● WORK REQUIRED: Give only the number of lines in the data that include the string "displayed".

● MATERIAL:
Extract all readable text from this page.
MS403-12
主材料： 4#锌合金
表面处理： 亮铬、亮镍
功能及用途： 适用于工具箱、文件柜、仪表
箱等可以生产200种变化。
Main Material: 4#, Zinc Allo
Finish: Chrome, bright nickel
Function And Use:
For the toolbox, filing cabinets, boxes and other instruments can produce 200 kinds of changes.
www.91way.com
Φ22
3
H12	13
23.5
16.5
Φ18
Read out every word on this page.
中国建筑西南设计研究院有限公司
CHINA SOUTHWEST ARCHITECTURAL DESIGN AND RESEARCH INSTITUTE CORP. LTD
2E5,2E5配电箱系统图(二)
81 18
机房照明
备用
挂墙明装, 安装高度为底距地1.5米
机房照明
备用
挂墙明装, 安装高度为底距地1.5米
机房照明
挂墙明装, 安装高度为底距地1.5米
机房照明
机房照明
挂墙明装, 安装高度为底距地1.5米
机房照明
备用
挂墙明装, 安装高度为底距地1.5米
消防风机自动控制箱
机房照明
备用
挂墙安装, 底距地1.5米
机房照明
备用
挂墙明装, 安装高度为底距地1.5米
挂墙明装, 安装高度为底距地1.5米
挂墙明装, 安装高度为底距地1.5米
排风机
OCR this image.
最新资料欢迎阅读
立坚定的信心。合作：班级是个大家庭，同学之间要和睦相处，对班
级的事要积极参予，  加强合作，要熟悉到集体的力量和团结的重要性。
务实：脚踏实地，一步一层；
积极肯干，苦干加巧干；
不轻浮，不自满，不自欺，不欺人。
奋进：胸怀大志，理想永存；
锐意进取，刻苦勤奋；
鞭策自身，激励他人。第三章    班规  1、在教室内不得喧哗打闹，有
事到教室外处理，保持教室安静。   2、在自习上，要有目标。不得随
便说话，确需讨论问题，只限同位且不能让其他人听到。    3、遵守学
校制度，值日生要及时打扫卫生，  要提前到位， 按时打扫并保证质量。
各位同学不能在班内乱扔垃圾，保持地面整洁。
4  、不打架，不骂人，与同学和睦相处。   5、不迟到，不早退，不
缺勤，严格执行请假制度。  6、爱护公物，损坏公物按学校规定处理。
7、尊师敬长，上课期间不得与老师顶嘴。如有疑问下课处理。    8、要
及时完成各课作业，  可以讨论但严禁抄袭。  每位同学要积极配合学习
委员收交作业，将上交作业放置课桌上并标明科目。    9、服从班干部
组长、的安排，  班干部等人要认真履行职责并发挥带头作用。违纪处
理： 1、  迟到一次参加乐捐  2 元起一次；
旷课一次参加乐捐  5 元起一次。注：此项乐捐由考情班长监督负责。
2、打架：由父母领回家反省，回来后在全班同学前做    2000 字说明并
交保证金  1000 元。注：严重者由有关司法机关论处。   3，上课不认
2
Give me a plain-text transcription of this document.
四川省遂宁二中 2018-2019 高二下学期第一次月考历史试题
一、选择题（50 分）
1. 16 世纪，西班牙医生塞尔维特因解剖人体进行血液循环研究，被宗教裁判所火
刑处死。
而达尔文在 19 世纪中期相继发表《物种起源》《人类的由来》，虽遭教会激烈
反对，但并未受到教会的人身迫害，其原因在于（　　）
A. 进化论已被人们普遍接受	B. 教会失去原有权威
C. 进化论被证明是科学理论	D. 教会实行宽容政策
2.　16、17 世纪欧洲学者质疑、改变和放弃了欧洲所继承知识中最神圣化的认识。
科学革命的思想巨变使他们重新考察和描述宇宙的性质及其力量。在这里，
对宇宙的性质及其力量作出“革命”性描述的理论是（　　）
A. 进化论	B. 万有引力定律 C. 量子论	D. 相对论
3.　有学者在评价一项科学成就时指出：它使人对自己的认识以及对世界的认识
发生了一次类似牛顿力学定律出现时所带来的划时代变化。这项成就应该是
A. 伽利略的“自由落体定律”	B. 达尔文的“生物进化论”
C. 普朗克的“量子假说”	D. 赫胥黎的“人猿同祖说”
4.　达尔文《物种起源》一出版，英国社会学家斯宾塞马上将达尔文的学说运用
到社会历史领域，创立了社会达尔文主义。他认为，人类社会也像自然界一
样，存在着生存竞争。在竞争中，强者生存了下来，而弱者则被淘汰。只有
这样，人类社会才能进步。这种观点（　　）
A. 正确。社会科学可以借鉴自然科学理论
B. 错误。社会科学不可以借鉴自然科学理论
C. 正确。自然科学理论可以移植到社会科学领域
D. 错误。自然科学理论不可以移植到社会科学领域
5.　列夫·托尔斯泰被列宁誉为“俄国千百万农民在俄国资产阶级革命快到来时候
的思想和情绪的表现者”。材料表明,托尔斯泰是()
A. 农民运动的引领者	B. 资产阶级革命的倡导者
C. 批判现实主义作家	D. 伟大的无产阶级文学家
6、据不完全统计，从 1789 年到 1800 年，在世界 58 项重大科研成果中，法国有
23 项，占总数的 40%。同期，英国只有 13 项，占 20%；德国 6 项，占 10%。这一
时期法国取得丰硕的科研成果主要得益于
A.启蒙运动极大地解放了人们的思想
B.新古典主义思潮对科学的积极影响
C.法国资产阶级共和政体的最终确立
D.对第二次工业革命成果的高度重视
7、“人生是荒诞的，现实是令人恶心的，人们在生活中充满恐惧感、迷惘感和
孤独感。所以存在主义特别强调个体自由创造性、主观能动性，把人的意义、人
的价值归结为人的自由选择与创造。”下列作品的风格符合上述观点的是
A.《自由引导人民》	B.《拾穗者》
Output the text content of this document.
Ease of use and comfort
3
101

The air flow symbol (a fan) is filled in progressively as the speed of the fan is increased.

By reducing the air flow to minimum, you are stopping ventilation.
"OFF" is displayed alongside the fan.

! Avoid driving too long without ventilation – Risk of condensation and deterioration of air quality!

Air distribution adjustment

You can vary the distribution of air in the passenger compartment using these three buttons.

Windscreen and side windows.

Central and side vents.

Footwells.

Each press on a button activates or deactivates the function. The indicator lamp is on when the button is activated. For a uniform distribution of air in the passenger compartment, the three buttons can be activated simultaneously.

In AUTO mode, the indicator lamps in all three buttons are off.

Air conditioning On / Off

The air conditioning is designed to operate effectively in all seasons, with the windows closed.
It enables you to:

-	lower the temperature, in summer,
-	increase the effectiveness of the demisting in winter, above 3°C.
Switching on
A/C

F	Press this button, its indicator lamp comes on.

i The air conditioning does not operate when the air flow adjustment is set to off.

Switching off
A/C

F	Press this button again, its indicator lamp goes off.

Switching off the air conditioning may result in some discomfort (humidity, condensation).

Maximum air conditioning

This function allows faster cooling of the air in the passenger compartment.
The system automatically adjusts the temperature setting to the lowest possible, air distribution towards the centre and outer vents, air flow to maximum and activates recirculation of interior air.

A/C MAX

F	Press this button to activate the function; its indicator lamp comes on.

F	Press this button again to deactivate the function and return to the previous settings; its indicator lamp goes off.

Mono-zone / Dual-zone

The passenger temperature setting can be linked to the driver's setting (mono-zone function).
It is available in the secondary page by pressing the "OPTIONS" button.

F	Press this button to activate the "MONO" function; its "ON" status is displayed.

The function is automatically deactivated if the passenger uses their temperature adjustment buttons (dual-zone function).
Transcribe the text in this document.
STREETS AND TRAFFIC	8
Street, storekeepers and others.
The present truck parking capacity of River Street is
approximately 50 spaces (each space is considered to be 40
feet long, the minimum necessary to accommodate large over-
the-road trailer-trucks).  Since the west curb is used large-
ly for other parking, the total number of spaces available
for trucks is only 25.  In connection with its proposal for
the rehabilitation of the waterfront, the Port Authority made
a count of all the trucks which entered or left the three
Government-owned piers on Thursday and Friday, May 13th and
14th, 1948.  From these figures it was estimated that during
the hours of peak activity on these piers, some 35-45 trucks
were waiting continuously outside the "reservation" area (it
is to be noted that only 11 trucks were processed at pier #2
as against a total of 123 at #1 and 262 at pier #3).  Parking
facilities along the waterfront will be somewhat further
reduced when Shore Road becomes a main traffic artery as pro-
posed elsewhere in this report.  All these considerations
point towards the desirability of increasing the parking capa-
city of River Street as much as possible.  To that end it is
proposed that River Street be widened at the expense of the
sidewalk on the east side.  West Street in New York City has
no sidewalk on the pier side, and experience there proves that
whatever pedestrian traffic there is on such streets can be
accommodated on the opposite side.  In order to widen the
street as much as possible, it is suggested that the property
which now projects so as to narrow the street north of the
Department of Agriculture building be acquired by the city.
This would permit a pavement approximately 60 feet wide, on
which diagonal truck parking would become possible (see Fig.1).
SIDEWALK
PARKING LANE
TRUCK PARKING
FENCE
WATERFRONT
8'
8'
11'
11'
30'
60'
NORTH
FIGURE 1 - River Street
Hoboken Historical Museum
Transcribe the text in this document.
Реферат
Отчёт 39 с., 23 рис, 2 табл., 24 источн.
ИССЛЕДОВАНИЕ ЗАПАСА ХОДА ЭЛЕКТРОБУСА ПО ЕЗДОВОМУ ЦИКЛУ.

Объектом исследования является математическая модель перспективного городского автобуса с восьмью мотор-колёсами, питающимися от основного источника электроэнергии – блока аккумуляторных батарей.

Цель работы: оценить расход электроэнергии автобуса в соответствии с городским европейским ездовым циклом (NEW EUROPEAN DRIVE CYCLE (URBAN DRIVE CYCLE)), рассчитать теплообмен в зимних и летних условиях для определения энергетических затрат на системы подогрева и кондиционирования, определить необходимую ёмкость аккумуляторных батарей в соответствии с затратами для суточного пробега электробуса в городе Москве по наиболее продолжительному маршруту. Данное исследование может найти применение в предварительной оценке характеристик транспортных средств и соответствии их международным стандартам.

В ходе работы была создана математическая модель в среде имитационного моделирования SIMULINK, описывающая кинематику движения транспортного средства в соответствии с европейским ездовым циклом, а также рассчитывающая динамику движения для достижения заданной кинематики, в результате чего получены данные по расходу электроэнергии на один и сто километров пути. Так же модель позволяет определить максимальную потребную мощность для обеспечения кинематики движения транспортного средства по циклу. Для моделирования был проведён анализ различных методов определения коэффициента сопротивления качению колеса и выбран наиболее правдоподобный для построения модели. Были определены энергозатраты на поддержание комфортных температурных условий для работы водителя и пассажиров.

● COMPLETED TASK: 2